● Your instructions: In the listing below, find every line containing "Research" and copy it out.

- - - - -

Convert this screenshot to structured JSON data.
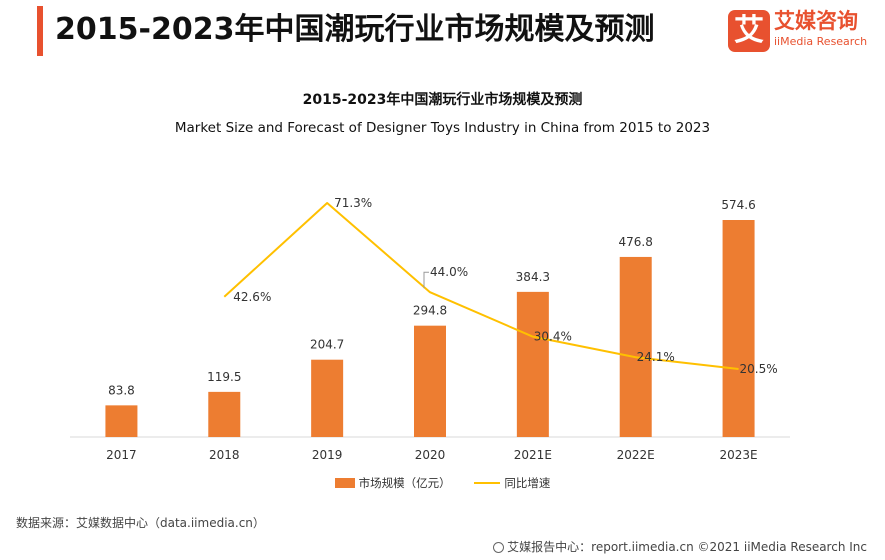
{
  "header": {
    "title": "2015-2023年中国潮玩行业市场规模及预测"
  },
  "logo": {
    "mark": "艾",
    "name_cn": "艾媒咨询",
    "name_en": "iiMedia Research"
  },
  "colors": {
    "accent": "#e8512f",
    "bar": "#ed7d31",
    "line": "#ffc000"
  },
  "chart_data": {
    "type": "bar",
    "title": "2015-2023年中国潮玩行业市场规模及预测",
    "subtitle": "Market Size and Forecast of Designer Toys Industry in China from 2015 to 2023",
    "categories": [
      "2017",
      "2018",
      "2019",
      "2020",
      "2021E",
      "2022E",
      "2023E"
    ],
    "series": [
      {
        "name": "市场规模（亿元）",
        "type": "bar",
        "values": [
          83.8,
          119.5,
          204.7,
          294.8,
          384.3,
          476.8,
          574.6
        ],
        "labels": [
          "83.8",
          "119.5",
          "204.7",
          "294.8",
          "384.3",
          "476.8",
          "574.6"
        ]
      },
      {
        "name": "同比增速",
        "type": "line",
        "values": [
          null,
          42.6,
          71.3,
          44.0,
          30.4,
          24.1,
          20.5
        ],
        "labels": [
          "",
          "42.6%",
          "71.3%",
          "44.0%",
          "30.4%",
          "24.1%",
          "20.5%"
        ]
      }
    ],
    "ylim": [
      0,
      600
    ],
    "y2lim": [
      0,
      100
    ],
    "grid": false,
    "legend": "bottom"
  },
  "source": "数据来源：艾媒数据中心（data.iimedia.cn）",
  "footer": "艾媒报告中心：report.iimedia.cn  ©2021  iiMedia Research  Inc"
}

- - - - -

● Full response:
    "name_en": "iiMedia Research"
  "footer": "艾媒报告中心：report.iimedia.cn  ©2021  iiMedia Research  Inc"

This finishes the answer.